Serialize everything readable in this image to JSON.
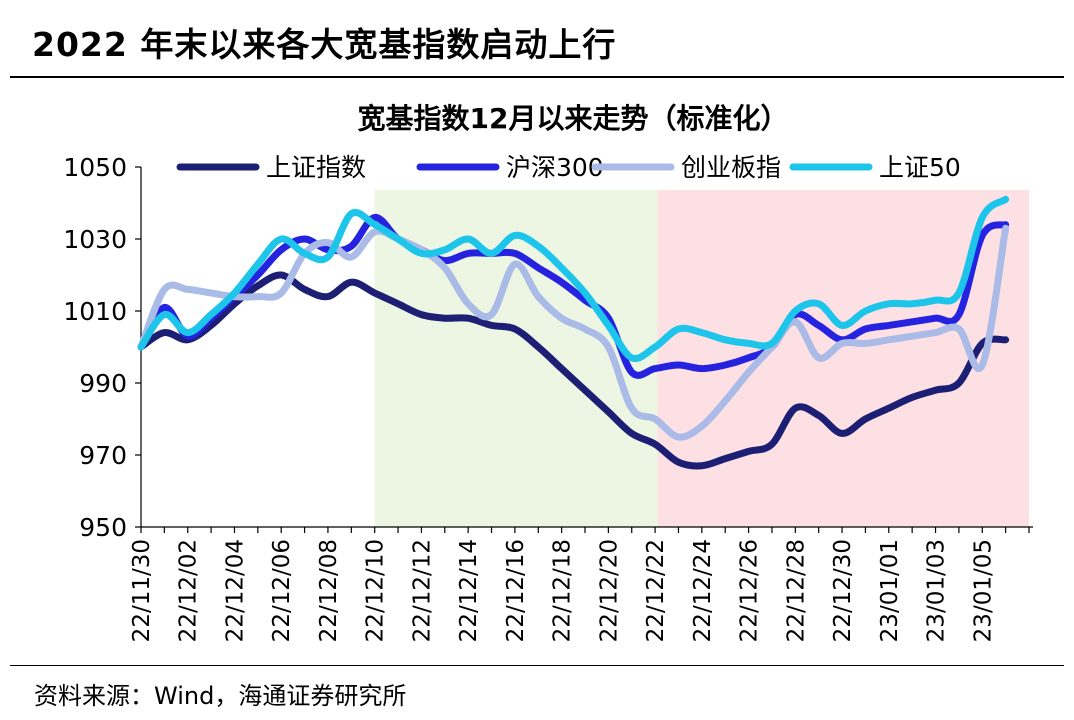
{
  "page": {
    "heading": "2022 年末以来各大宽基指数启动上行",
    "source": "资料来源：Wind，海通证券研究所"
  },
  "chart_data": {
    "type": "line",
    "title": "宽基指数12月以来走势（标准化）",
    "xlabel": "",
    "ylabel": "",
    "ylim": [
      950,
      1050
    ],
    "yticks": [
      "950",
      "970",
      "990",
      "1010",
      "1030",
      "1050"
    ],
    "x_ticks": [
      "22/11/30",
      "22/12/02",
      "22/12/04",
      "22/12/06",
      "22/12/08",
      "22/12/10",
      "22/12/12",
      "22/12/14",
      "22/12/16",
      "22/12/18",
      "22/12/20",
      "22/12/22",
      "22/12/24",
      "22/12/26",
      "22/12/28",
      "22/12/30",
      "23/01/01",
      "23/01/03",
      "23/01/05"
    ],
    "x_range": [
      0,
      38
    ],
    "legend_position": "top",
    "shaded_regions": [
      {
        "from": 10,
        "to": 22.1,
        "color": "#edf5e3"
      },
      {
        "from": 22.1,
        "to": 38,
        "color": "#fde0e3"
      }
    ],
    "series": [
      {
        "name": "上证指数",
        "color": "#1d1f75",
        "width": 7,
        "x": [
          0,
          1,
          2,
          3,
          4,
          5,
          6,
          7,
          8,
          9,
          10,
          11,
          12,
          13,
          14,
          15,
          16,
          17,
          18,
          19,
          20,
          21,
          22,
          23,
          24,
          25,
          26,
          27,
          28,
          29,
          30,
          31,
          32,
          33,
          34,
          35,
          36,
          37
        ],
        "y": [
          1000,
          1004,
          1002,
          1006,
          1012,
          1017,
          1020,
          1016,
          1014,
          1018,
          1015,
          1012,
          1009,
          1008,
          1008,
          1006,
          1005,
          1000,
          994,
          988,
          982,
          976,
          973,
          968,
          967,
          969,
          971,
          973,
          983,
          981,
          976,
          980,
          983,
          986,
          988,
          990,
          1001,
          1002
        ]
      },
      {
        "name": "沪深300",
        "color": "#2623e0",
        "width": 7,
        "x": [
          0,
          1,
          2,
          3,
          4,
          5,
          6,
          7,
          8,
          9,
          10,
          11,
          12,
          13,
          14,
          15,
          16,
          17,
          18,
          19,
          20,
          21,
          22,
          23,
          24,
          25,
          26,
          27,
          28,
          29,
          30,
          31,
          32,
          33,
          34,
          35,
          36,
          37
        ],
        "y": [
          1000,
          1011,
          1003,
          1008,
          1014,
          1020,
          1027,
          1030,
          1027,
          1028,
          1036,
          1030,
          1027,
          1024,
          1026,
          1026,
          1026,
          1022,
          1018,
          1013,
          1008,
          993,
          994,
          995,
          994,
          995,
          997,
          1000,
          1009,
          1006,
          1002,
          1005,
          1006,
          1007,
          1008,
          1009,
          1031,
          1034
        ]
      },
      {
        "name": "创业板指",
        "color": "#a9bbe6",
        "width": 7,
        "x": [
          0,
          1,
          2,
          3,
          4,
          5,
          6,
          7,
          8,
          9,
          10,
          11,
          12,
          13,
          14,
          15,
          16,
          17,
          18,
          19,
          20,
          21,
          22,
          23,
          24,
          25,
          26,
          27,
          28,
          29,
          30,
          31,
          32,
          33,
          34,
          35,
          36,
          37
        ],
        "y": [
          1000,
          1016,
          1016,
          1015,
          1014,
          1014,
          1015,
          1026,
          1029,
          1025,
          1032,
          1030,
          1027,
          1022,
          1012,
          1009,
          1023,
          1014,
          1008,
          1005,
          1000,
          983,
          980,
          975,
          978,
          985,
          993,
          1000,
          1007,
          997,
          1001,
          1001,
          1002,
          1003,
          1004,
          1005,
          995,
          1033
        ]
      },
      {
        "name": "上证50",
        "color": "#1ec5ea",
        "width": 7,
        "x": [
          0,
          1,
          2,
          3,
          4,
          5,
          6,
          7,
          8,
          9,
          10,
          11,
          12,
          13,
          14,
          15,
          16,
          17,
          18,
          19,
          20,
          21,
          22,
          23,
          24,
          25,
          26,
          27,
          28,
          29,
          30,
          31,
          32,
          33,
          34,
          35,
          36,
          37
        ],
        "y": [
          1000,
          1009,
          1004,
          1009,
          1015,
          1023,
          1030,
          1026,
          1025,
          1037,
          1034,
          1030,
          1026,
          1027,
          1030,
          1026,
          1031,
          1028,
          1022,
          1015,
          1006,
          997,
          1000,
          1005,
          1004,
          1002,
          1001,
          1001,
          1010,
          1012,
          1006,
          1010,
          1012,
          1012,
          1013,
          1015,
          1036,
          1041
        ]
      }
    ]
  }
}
####
▶ YOUR OBJECTIVE:
Repeat the full listing above exactly, with no pictures in the copy.

▶ EXERCISE RESPONSE:
Serialize everything readable in this image to JSON.
{
  "page": {
    "heading": "2022 年末以来各大宽基指数启动上行",
    "source": "资料来源：Wind，海通证券研究所"
  },
  "chart_data": {
    "type": "line",
    "title": "宽基指数12月以来走势（标准化）",
    "xlabel": "",
    "ylabel": "",
    "ylim": [
      950,
      1050
    ],
    "yticks": [
      "950",
      "970",
      "990",
      "1010",
      "1030",
      "1050"
    ],
    "x_ticks": [
      "22/11/30",
      "22/12/02",
      "22/12/04",
      "22/12/06",
      "22/12/08",
      "22/12/10",
      "22/12/12",
      "22/12/14",
      "22/12/16",
      "22/12/18",
      "22/12/20",
      "22/12/22",
      "22/12/24",
      "22/12/26",
      "22/12/28",
      "22/12/30",
      "23/01/01",
      "23/01/03",
      "23/01/05"
    ],
    "x_range": [
      0,
      38
    ],
    "legend_position": "top",
    "shaded_regions": [
      {
        "from": 10,
        "to": 22.1,
        "color": "#edf5e3"
      },
      {
        "from": 22.1,
        "to": 38,
        "color": "#fde0e3"
      }
    ],
    "series": [
      {
        "name": "上证指数",
        "color": "#1d1f75",
        "width": 7,
        "x": [
          0,
          1,
          2,
          3,
          4,
          5,
          6,
          7,
          8,
          9,
          10,
          11,
          12,
          13,
          14,
          15,
          16,
          17,
          18,
          19,
          20,
          21,
          22,
          23,
          24,
          25,
          26,
          27,
          28,
          29,
          30,
          31,
          32,
          33,
          34,
          35,
          36,
          37
        ],
        "y": [
          1000,
          1004,
          1002,
          1006,
          1012,
          1017,
          1020,
          1016,
          1014,
          1018,
          1015,
          1012,
          1009,
          1008,
          1008,
          1006,
          1005,
          1000,
          994,
          988,
          982,
          976,
          973,
          968,
          967,
          969,
          971,
          973,
          983,
          981,
          976,
          980,
          983,
          986,
          988,
          990,
          1001,
          1002
        ]
      },
      {
        "name": "沪深300",
        "color": "#2623e0",
        "width": 7,
        "x": [
          0,
          1,
          2,
          3,
          4,
          5,
          6,
          7,
          8,
          9,
          10,
          11,
          12,
          13,
          14,
          15,
          16,
          17,
          18,
          19,
          20,
          21,
          22,
          23,
          24,
          25,
          26,
          27,
          28,
          29,
          30,
          31,
          32,
          33,
          34,
          35,
          36,
          37
        ],
        "y": [
          1000,
          1011,
          1003,
          1008,
          1014,
          1020,
          1027,
          1030,
          1027,
          1028,
          1036,
          1030,
          1027,
          1024,
          1026,
          1026,
          1026,
          1022,
          1018,
          1013,
          1008,
          993,
          994,
          995,
          994,
          995,
          997,
          1000,
          1009,
          1006,
          1002,
          1005,
          1006,
          1007,
          1008,
          1009,
          1031,
          1034
        ]
      },
      {
        "name": "创业板指",
        "color": "#a9bbe6",
        "width": 7,
        "x": [
          0,
          1,
          2,
          3,
          4,
          5,
          6,
          7,
          8,
          9,
          10,
          11,
          12,
          13,
          14,
          15,
          16,
          17,
          18,
          19,
          20,
          21,
          22,
          23,
          24,
          25,
          26,
          27,
          28,
          29,
          30,
          31,
          32,
          33,
          34,
          35,
          36,
          37
        ],
        "y": [
          1000,
          1016,
          1016,
          1015,
          1014,
          1014,
          1015,
          1026,
          1029,
          1025,
          1032,
          1030,
          1027,
          1022,
          1012,
          1009,
          1023,
          1014,
          1008,
          1005,
          1000,
          983,
          980,
          975,
          978,
          985,
          993,
          1000,
          1007,
          997,
          1001,
          1001,
          1002,
          1003,
          1004,
          1005,
          995,
          1033
        ]
      },
      {
        "name": "上证50",
        "color": "#1ec5ea",
        "width": 7,
        "x": [
          0,
          1,
          2,
          3,
          4,
          5,
          6,
          7,
          8,
          9,
          10,
          11,
          12,
          13,
          14,
          15,
          16,
          17,
          18,
          19,
          20,
          21,
          22,
          23,
          24,
          25,
          26,
          27,
          28,
          29,
          30,
          31,
          32,
          33,
          34,
          35,
          36,
          37
        ],
        "y": [
          1000,
          1009,
          1004,
          1009,
          1015,
          1023,
          1030,
          1026,
          1025,
          1037,
          1034,
          1030,
          1026,
          1027,
          1030,
          1026,
          1031,
          1028,
          1022,
          1015,
          1006,
          997,
          1000,
          1005,
          1004,
          1002,
          1001,
          1001,
          1010,
          1012,
          1006,
          1010,
          1012,
          1012,
          1013,
          1015,
          1036,
          1041
        ]
      }
    ]
  }
}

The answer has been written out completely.